Written request: From the entries below, please gather each line containing the string "Beispiel".

━━ Extracted material

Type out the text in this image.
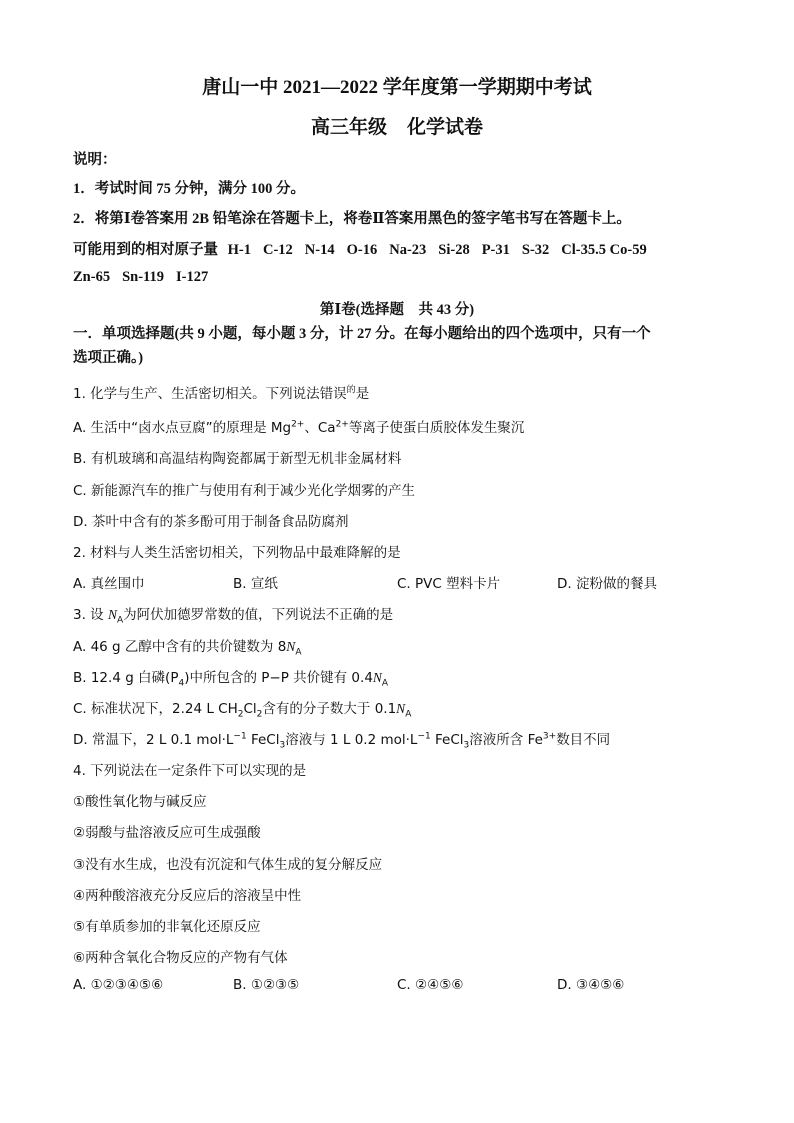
唐山一中 2021—2022 学年度第一学期期中考试
高三年级 化学试卷
说明：
1．考试时间 75 分钟，满分 100 分。
2．将第Ⅰ卷答案用 2B 铅笔涂在答题卡上，将卷Ⅱ答案用黑色的签字笔书写在答题卡上。
可能用到的相对原子量 H-1 C-12 N-14 O-16 Na-23 Si-28 P-31 S-32 Cl-35.5 Co-59
Zn-65 Sn-119 I-127
第Ⅰ卷(选择题　共 43 分)
一．单项选择题(共 9 小题，每小题 3 分，计 27 分。在每小题给出的四个选项中，只有一个
选项正确。)
1. 化学与生产、生活密切相关。下列说法错误$^的$是
A. 生活中“卤水点豆腐”的原理是 $Mg^{2+}$、$Ca^{2+}$等离子使蛋白质胶体发生聚沉
B. 有机玻璃和高温结构陶瓷都属于新型无机非金属材料
C. 新能源汽车的推广与使用有利于减少光化学烟雾的产生
D. 茶叶中含有的茶多酚可用于制备食品防腐剂
2. 材料与人类生活密切相关，下列物品中最难降解的是
A. 真丝围巾	B. 宣纸	C. PVC 塑料卡片	D. 淀粉做的餐具
3. 设 $N_A$为阿伏加德罗常数的值，下列说法不正确的是
A. 46 g 乙醇中含有的共价键数为 $8N_A$
B. 12.4 g 白磷$(P_4)$中所包含的 P−P 共价键有 $0.4N_A$
C. 标准状况下，2.24 L $CH_2Cl_2$含有的分子数大于 $0.1N_A$
D. 常温下，2 L 0.1 $mol\cdot L^{-1}$ FeCl$_3$溶液与 1 L 0.2 $mol\cdot L^{-1}$ FeCl$_3$溶液所含 $Fe^{3+}$数目不同
4. 下列说法在一定条件下可以实现的是
①酸性氧化物与碱反应
②弱酸与盐溶液反应可生成强酸
③没有水生成，也没有沉淀和气体生成的复分解反应
④两种酸溶液充分反应后的溶液呈中性
⑤有单质参加的非氧化还原反应
⑥两种含氧化合物反应的产物有气体
A. ①②③④⑤⑥	B. ①②③⑤	C. ②④⑤⑥	D. ③④⑤⑥
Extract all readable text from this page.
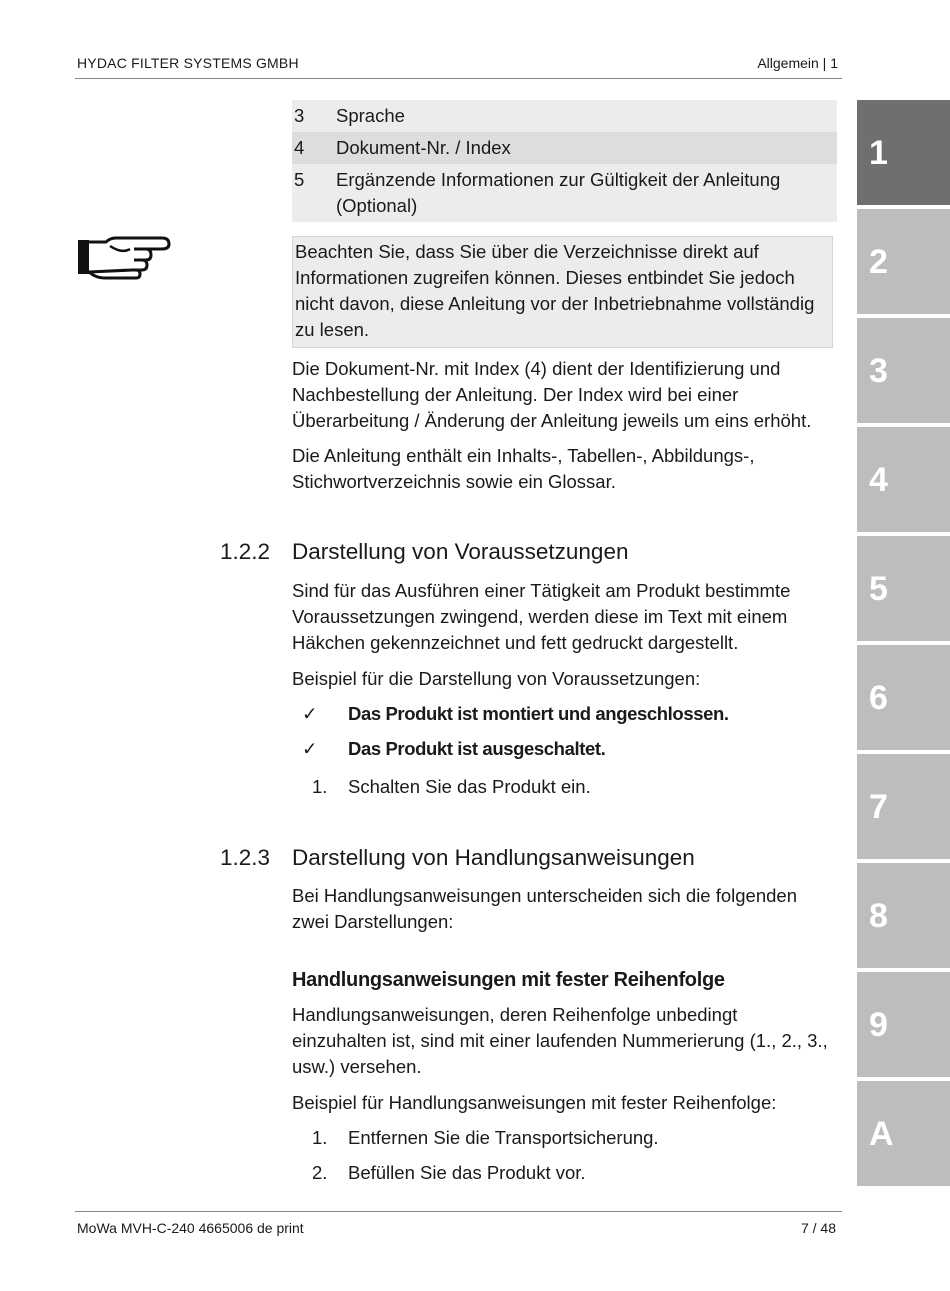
HYDAC FILTER SYSTEMS GMBH	Allgemein | 1
1
2
3
4
5
6
7
8
9
A
3	Sprache
4	Dokument-Nr. / Index
5	Ergänzende Informationen zur Gültigkeit der Anleitung (Optional)
Beachten Sie, dass Sie über die Verzeichnisse direkt auf Informationen zugreifen können. Dieses entbindet Sie jedoch nicht davon, diese Anleitung vor der Inbetriebnahme vollständig zu lesen.
Die Dokument-Nr. mit Index (4) dient der Identifizierung und Nachbestellung der Anleitung. Der Index wird bei einer Überarbeitung / Änderung der Anleitung jeweils um eins erhöht.
Die Anleitung enthält ein Inhalts-, Tabellen-, Abbildungs-, Stichwortverzeichnis sowie ein Glossar.
1.2.2 Darstellung von Voraussetzungen
Sind für das Ausführen einer Tätigkeit am Produkt bestimmte Voraussetzungen zwingend, werden diese im Text mit einem Häkchen gekennzeichnet und fett gedruckt dargestellt.
Beispiel für die Darstellung von Voraussetzungen:
✓ Das Produkt ist montiert und angeschlossen.
✓ Das Produkt ist ausgeschaltet.
1. Schalten Sie das Produkt ein.
1.2.3 Darstellung von Handlungsanweisungen
Bei Handlungsanweisungen unterscheiden sich die folgenden zwei Darstellungen:
Handlungsanweisungen mit fester Reihenfolge
Handlungsanweisungen, deren Reihenfolge unbedingt einzuhalten ist, sind mit einer laufenden Nummerierung (1., 2., 3., usw.) versehen.
Beispiel für Handlungsanweisungen mit fester Reihenfolge:
1. Entfernen Sie die Transportsicherung.
2. Befüllen Sie das Produkt vor.
MoWa MVH-C-240 4665006 de print	7 / 48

━━━━

The output:
Beispiel für die Darstellung von Voraussetzungen:
Beispiel für Handlungsanweisungen mit fester Reihenfolge:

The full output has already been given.